**Your goal:**
Retype the material below. Keep every word exactly as it is.

- - -

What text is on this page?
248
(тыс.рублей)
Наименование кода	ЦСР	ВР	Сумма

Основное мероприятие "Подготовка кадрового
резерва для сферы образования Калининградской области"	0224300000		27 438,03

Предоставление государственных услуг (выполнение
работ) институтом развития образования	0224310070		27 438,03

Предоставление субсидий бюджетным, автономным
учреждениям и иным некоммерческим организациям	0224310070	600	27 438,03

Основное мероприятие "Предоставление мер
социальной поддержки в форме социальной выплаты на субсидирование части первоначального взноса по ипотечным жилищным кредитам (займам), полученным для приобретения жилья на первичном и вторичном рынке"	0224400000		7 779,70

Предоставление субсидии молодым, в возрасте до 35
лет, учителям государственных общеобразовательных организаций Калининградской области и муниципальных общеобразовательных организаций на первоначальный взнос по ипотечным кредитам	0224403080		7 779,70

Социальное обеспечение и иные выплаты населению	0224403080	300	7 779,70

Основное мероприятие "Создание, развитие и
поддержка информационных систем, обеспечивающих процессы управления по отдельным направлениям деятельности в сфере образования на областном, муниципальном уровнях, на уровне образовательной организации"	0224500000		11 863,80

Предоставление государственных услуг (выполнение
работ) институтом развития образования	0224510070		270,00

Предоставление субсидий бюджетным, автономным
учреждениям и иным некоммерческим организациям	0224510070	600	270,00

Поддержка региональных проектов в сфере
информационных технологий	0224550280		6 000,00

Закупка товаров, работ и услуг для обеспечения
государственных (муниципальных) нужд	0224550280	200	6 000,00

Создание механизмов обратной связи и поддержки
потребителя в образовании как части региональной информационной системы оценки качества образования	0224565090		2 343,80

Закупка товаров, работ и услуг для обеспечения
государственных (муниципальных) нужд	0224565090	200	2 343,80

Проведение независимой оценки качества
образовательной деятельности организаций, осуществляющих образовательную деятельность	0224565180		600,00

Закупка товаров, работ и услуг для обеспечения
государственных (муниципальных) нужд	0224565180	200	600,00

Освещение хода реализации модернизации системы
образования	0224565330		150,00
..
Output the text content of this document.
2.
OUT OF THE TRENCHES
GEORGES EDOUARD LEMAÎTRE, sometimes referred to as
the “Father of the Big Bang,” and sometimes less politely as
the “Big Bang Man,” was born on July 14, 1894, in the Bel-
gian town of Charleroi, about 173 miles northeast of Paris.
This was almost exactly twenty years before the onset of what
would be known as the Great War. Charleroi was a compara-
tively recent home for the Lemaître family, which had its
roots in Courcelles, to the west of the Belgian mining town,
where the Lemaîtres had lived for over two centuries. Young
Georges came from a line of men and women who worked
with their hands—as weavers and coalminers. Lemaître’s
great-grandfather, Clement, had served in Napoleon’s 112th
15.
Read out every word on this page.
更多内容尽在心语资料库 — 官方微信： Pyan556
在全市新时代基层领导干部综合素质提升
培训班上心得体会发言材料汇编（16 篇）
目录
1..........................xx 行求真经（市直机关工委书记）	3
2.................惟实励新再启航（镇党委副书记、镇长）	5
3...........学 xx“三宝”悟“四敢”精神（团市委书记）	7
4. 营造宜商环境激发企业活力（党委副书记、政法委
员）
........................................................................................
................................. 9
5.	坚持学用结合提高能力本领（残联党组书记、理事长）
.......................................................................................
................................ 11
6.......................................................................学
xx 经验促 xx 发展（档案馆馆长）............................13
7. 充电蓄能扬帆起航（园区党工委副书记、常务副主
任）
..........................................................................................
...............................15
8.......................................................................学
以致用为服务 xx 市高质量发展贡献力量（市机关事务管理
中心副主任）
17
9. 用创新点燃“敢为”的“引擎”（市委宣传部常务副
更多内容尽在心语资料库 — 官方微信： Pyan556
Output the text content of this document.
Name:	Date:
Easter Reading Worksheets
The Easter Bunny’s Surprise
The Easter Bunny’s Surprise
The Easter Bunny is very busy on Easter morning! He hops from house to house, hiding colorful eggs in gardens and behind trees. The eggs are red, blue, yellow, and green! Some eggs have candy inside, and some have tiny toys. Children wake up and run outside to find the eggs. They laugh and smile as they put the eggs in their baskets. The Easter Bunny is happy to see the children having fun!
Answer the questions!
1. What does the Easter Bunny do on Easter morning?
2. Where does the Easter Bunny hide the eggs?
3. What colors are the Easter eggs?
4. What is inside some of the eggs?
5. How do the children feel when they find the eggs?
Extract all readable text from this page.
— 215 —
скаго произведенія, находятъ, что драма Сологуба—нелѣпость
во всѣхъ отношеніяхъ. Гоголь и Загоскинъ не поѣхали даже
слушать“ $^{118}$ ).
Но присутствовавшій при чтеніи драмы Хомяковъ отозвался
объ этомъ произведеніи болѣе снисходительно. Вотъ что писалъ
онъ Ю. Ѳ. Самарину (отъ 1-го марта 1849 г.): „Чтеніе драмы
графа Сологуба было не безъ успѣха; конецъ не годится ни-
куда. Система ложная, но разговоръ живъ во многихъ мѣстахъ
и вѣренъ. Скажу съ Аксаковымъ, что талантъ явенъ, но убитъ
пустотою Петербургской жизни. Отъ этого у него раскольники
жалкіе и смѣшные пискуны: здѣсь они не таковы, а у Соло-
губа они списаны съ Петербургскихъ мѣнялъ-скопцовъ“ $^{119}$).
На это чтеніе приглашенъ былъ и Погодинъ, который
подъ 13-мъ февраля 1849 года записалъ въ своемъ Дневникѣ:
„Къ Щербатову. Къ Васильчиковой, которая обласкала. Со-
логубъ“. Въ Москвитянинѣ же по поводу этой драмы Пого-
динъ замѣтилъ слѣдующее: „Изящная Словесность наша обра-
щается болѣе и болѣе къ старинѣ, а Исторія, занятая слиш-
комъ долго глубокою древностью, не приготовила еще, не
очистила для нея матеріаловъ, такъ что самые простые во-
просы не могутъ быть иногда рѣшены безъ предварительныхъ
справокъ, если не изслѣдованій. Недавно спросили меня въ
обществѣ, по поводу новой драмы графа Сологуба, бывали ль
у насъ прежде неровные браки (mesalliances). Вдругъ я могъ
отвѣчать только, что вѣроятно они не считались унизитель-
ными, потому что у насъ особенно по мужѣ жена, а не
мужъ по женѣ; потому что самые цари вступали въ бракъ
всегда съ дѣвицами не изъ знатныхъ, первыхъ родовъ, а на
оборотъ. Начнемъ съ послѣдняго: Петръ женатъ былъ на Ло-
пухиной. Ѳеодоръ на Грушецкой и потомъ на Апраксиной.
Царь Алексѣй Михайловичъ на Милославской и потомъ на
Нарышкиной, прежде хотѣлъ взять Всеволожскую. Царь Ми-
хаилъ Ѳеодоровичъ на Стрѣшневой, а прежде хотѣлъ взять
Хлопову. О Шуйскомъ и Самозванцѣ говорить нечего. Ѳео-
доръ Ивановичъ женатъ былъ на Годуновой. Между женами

- - -

**Reply to the exercise:**
What text is on this page?
248
(тыс.рублей)
Наименование кода	ЦСР	ВР	Сумма

Основное мероприятие "Подготовка кадрового
резерва для сферы образования Калининградской области"	0224300000		27 438,03

Предоставление государственных услуг (выполнение
работ) институтом развития образования	0224310070		27 438,03

Предоставление субсидий бюджетным, автономным
учреждениям и иным некоммерческим организациям	0224310070	600	27 438,03

Основное мероприятие "Предоставление мер
социальной поддержки в форме социальной выплаты на субсидирование части первоначального взноса по ипотечным жилищным кредитам (займам), полученным для приобретения жилья на первичном и вторичном рынке"	0224400000		7 779,70

Предоставление субсидии молодым, в возрасте до 35
лет, учителям государственных общеобразовательных организаций Калининградской области и муниципальных общеобразовательных организаций на первоначальный взнос по ипотечным кредитам	0224403080		7 779,70

Социальное обеспечение и иные выплаты населению	0224403080	300	7 779,70

Основное мероприятие "Создание, развитие и
поддержка информационных систем, обеспечивающих процессы управления по отдельным направлениям деятельности в сфере образования на областном, муниципальном уровнях, на уровне образовательной организации"	0224500000		11 863,80

Предоставление государственных услуг (выполнение
работ) институтом развития образования	0224510070		270,00

Предоставление субсидий бюджетным, автономным
учреждениям и иным некоммерческим организациям	0224510070	600	270,00

Поддержка региональных проектов в сфере
информационных технологий	0224550280		6 000,00

Закупка товаров, работ и услуг для обеспечения
государственных (муниципальных) нужд	0224550280	200	6 000,00

Создание механизмов обратной связи и поддержки
потребителя в образовании как части региональной информационной системы оценки качества образования	0224565090		2 343,80

Закупка товаров, работ и услуг для обеспечения
государственных (муниципальных) нужд	0224565090	200	2 343,80

Проведение независимой оценки качества
образовательной деятельности организаций, осуществляющих образовательную деятельность	0224565180		600,00

Закупка товаров, работ и услуг для обеспечения
государственных (муниципальных) нужд	0224565180	200	600,00

Освещение хода реализации модернизации системы
образования	0224565330		150,00
..
Output the text content of this document.
2.
OUT OF THE TRENCHES
GEORGES EDOUARD LEMAÎTRE, sometimes referred to as
the “Father of the Big Bang,” and sometimes less politely as
the “Big Bang Man,” was born on July 14, 1894, in the Bel-
gian town of Charleroi, about 173 miles northeast of Paris.
This was almost exactly twenty years before the onset of what
would be known as the Great War. Charleroi was a compara-
tively recent home for the Lemaître family, which had its
roots in Courcelles, to the west of the Belgian mining town,
where the Lemaîtres had lived for over two centuries. Young
Georges came from a line of men and women who worked
with their hands—as weavers and coalminers. Lemaître’s
great-grandfather, Clement, had served in Napoleon’s 112th
15.
Read out every word on this page.
更多内容尽在心语资料库 — 官方微信： Pyan556
在全市新时代基层领导干部综合素质提升
培训班上心得体会发言材料汇编（16 篇）
目录
1..........................xx 行求真经（市直机关工委书记）	3
2.................惟实励新再启航（镇党委副书记、镇长）	5
3...........学 xx“三宝”悟“四敢”精神（团市委书记）	7
4. 营造宜商环境激发企业活力（党委副书记、政法委
员）
........................................................................................
................................. 9
5.	坚持学用结合提高能力本领（残联党组书记、理事长）
.......................................................................................
................................ 11
6.......................................................................学
xx 经验促 xx 发展（档案馆馆长）............................13
7. 充电蓄能扬帆起航（园区党工委副书记、常务副主
任）
..........................................................................................
...............................15
8.......................................................................学
以致用为服务 xx 市高质量发展贡献力量（市机关事务管理
中心副主任）
17
9. 用创新点燃“敢为”的“引擎”（市委宣传部常务副
更多内容尽在心语资料库 — 官方微信： Pyan556
Output the text content of this document.
Name:	Date:
Easter Reading Worksheets
The Easter Bunny’s Surprise
The Easter Bunny’s Surprise
The Easter Bunny is very busy on Easter morning! He hops from house to house, hiding colorful eggs in gardens and behind trees. The eggs are red, blue, yellow, and green! Some eggs have candy inside, and some have tiny toys. Children wake up and run outside to find the eggs. They laugh and smile as they put the eggs in their baskets. The Easter Bunny is happy to see the children having fun!
Answer the questions!
1. What does the Easter Bunny do on Easter morning?
2. Where does the Easter Bunny hide the eggs?
3. What colors are the Easter eggs?
4. What is inside some of the eggs?
5. How do the children feel when they find the eggs?
Extract all readable text from this page.
— 215 —
скаго произведенія, находятъ, что драма Сологуба—нелѣпость
во всѣхъ отношеніяхъ. Гоголь и Загоскинъ не поѣхали даже
слушать“ $^{118}$ ).
Но присутствовавшій при чтеніи драмы Хомяковъ отозвался
объ этомъ произведеніи болѣе снисходительно. Вотъ что писалъ
онъ Ю. Ѳ. Самарину (отъ 1-го марта 1849 г.): „Чтеніе драмы
графа Сологуба было не безъ успѣха; конецъ не годится ни-
куда. Система ложная, но разговоръ живъ во многихъ мѣстахъ
и вѣренъ. Скажу съ Аксаковымъ, что талантъ явенъ, но убитъ
пустотою Петербургской жизни. Отъ этого у него раскольники
жалкіе и смѣшные пискуны: здѣсь они не таковы, а у Соло-
губа они списаны съ Петербургскихъ мѣнялъ-скопцовъ“ $^{119}$).
На это чтеніе приглашенъ былъ и Погодинъ, который
подъ 13-мъ февраля 1849 года записалъ въ своемъ Дневникѣ:
„Къ Щербатову. Къ Васильчиковой, которая обласкала. Со-
логубъ“. Въ Москвитянинѣ же по поводу этой драмы Пого-
динъ замѣтилъ слѣдующее: „Изящная Словесность наша обра-
щается болѣе и болѣе къ старинѣ, а Исторія, занятая слиш-
комъ долго глубокою древностью, не приготовила еще, не
очистила для нея матеріаловъ, такъ что самые простые во-
просы не могутъ быть иногда рѣшены безъ предварительныхъ
справокъ, если не изслѣдованій. Недавно спросили меня въ
обществѣ, по поводу новой драмы графа Сологуба, бывали ль
у насъ прежде неровные браки (mesalliances). Вдругъ я могъ
отвѣчать только, что вѣроятно они не считались унизитель-
ными, потому что у насъ особенно по мужѣ жена, а не
мужъ по женѣ; потому что самые цари вступали въ бракъ
всегда съ дѣвицами не изъ знатныхъ, первыхъ родовъ, а на
оборотъ. Начнемъ съ послѣдняго: Петръ женатъ былъ на Ло-
пухиной. Ѳеодоръ на Грушецкой и потомъ на Апраксиной.
Царь Алексѣй Михайловичъ на Милославской и потомъ на
Нарышкиной, прежде хотѣлъ взять Всеволожскую. Царь Ми-
хаилъ Ѳеодоровичъ на Стрѣшневой, а прежде хотѣлъ взять
Хлопову. О Шуйскомъ и Самозванцѣ говорить нечего. Ѳео-
доръ Ивановичъ женатъ былъ на Годуновой. Между женами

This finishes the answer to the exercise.